(Records from a data collection)
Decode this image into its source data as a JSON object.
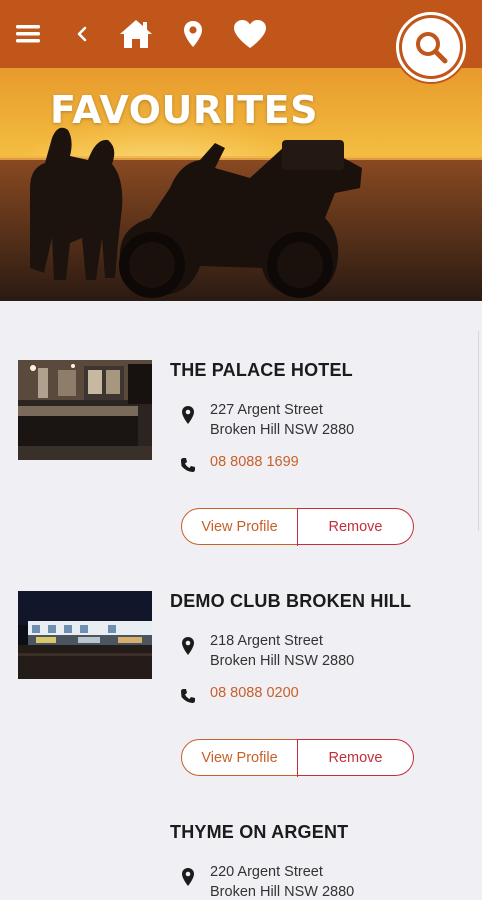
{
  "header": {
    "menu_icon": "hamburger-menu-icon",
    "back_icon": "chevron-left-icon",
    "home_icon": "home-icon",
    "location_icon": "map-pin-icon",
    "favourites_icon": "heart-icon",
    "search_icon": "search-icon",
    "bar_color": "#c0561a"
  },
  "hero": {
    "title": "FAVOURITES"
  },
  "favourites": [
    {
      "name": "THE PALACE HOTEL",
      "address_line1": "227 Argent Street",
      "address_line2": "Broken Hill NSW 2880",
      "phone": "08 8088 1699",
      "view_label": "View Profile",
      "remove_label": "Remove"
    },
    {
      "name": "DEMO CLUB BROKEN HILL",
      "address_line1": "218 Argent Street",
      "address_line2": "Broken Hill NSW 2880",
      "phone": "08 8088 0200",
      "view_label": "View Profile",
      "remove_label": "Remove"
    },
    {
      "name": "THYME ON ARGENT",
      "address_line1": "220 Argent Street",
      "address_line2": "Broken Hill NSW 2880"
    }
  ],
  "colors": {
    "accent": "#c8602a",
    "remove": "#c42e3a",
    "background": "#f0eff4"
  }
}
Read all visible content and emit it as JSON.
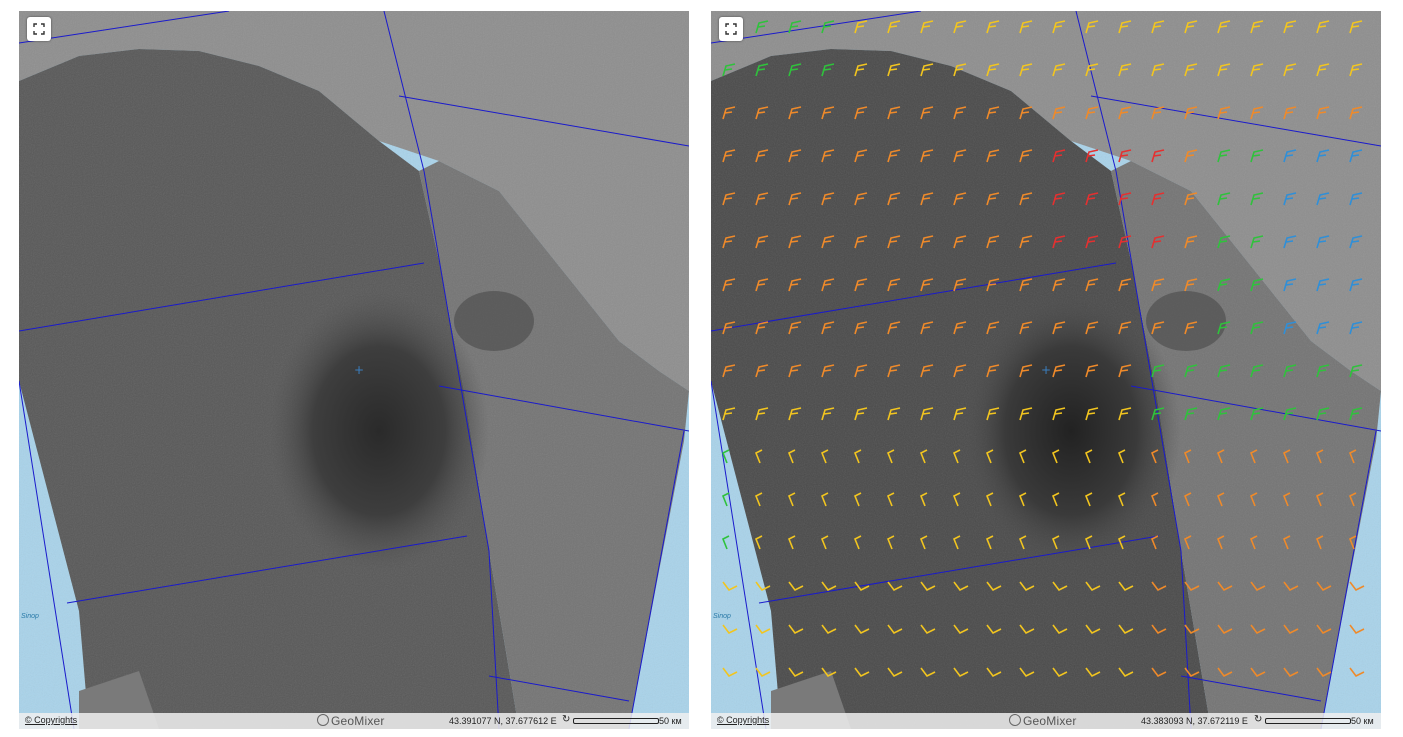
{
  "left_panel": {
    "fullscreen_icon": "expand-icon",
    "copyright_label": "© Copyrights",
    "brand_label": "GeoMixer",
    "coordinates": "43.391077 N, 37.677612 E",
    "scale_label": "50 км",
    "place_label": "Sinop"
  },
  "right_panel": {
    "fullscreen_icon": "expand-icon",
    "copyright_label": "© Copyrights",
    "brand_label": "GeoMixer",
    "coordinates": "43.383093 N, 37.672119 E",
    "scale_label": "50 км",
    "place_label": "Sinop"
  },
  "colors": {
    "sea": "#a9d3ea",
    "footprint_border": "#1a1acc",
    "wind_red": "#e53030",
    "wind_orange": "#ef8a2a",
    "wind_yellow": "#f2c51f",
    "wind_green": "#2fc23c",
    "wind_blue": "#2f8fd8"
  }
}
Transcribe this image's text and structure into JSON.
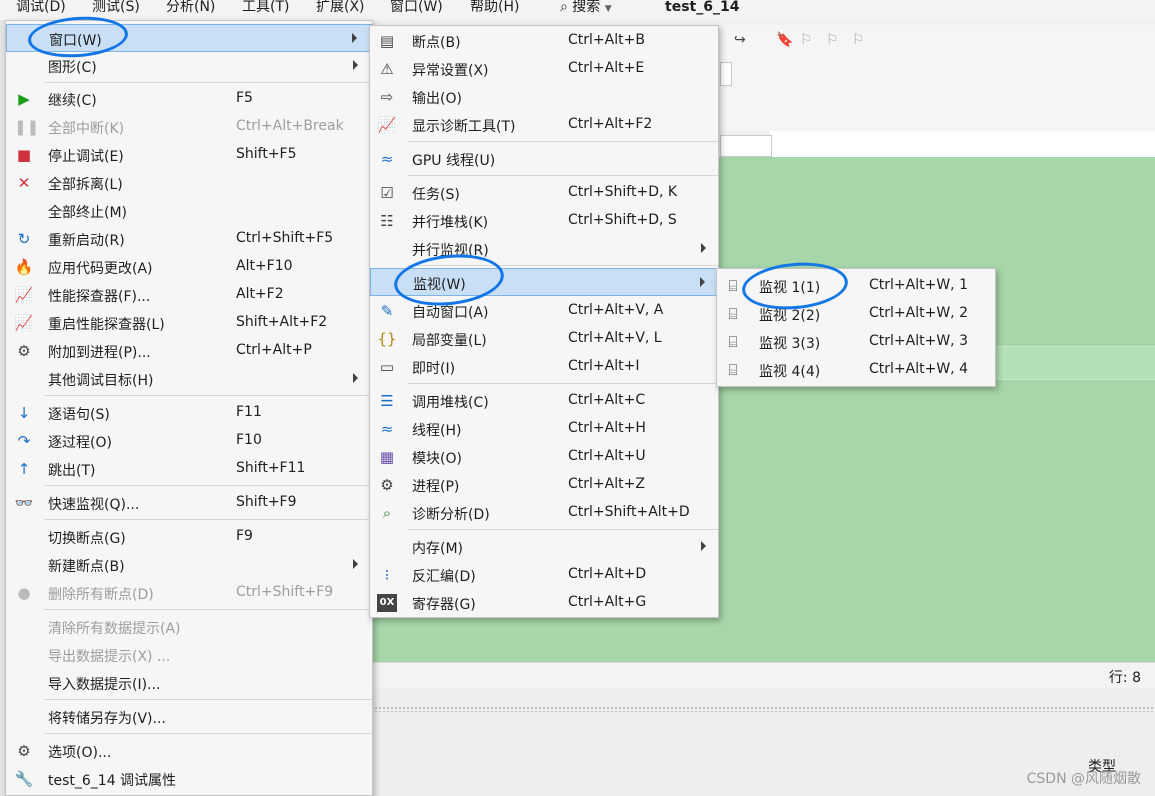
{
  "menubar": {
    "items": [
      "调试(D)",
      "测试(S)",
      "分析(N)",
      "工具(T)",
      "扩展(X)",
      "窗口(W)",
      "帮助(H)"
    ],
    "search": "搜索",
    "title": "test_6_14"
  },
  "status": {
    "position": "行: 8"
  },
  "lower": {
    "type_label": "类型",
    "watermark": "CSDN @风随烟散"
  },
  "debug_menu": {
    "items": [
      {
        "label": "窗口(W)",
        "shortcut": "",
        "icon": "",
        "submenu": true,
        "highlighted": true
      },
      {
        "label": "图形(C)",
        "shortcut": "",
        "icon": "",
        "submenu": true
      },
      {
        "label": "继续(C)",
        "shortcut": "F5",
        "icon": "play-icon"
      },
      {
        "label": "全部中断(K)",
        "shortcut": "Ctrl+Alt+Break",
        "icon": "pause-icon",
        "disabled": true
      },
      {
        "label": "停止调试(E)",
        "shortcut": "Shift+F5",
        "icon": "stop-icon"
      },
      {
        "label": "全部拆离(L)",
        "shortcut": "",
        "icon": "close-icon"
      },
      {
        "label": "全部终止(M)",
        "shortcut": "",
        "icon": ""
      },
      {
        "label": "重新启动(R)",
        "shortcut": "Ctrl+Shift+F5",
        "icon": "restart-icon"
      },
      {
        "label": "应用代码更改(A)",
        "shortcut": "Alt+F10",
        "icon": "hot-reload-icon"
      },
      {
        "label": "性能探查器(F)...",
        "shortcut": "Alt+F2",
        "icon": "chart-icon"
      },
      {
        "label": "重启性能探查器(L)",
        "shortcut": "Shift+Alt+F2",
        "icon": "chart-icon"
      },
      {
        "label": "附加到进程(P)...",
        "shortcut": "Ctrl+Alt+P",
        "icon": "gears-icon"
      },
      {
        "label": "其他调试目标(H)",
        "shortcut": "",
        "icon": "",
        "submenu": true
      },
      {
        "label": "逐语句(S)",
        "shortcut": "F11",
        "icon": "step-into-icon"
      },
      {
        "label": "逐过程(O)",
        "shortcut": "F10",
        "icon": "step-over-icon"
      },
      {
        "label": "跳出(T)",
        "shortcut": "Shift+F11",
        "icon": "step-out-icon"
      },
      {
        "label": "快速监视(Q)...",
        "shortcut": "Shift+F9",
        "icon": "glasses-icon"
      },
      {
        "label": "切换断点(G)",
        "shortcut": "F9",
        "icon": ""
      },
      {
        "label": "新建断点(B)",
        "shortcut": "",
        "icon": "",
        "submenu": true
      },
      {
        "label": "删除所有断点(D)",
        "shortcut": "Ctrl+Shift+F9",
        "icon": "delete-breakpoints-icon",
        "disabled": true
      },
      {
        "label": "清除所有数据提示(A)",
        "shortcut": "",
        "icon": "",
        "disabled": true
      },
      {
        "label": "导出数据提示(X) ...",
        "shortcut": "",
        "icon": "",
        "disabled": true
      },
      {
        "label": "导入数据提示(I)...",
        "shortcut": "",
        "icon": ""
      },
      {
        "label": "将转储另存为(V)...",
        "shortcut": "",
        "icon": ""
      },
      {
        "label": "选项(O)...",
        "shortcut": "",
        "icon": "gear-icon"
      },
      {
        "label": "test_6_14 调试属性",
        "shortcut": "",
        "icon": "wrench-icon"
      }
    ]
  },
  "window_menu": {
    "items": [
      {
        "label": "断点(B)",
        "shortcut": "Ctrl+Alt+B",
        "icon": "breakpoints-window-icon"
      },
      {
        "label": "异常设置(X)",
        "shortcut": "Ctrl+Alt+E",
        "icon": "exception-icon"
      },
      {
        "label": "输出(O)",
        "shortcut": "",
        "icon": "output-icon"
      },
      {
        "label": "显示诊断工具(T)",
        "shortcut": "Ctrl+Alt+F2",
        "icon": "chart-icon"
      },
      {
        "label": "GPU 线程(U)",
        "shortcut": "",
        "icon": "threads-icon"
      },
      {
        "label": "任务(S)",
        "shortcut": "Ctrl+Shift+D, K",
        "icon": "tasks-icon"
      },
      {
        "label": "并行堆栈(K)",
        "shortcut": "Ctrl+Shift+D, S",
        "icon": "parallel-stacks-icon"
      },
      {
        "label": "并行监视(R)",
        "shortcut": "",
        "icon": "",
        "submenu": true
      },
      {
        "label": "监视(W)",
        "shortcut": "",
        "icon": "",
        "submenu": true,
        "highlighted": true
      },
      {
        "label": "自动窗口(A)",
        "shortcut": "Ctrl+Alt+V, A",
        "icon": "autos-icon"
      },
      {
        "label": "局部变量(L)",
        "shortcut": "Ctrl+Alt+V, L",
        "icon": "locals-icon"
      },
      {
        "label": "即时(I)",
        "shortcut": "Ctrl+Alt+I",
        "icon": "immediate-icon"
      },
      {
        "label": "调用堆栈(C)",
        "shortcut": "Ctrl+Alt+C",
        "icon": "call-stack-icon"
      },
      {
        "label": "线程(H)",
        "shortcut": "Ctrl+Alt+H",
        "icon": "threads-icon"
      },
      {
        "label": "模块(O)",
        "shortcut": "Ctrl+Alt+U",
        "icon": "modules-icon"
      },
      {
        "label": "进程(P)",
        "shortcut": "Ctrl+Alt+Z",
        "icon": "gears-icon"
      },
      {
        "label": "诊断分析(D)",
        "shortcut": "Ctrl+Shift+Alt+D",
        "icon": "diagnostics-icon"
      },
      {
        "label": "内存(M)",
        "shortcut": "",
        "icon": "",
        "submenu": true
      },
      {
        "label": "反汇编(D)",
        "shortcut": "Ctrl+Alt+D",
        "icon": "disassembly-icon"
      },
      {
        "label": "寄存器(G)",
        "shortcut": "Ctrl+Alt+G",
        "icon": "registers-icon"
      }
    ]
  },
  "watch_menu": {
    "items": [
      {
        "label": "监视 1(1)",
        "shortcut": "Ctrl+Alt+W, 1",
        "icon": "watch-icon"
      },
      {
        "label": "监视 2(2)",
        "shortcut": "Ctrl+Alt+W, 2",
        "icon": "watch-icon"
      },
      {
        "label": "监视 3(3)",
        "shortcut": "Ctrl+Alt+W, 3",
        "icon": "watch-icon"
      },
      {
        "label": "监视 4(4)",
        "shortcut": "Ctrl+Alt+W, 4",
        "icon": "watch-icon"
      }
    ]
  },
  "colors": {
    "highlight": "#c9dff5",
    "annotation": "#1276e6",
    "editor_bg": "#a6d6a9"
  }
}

Stated exercise — From the listing above, return each line with the word "step".

Exercise response —
        "icon": "step-into-icon"
        "icon": "step-over-icon"
        "icon": "step-out-icon"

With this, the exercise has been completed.